**EXERCISE BRIEF:** Reproduce every entry exactly and leave its pictures out.

[Saved entries]
- - - - - - -

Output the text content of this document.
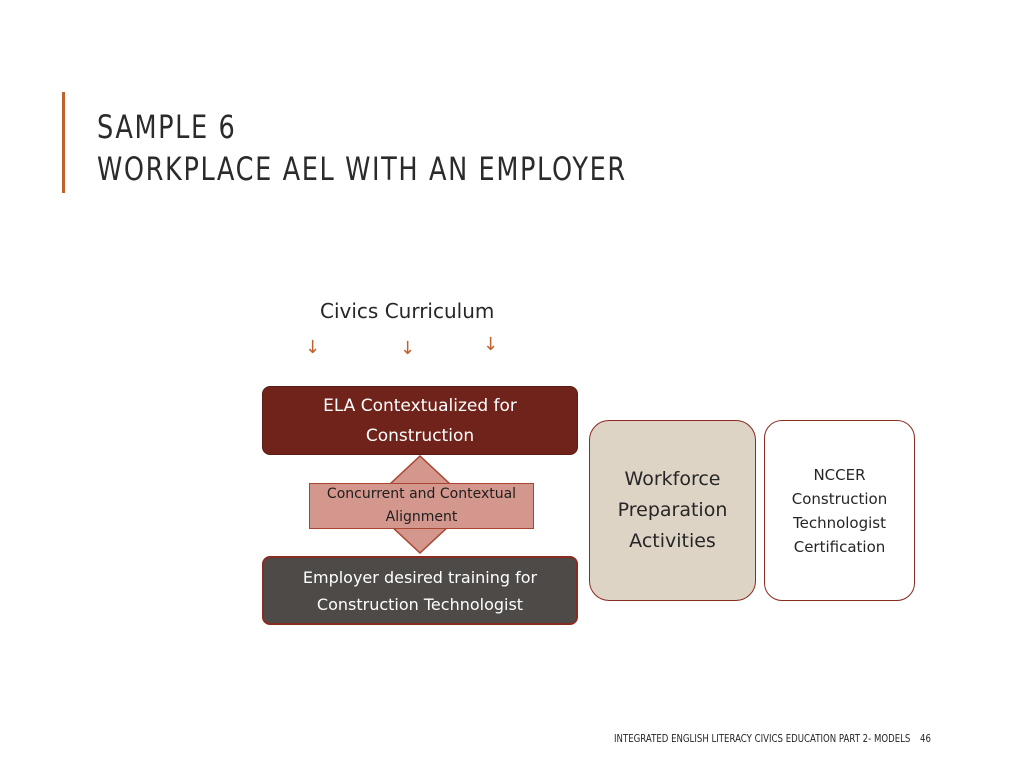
SAMPLE 6
WORKPLACE AEL WITH AN EMPLOYER
Civics Curriculum
↓	↓	↓
ELA Contextualized for Construction
Concurrent and Contextual Alignment
Employer desired training for Construction Technologist
Workforce Preparation Activities
NCCER Construction Technologist Certification
INTEGRATED ENGLISH LITERACY CIVICS EDUCATION PART 2- MODELS 46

- - - - - - -

**THE RESPONSE:**
Output the text content of this document.
SAMPLE 6
WORKPLACE AEL WITH AN EMPLOYER
Civics Curriculum
↓	↓	↓
ELA Contextualized for Construction
Concurrent and Contextual Alignment
Employer desired training for Construction Technologist
Workforce Preparation Activities
NCCER Construction Technologist Certification
INTEGRATED ENGLISH LITERACY CIVICS EDUCATION PART 2- MODELS 46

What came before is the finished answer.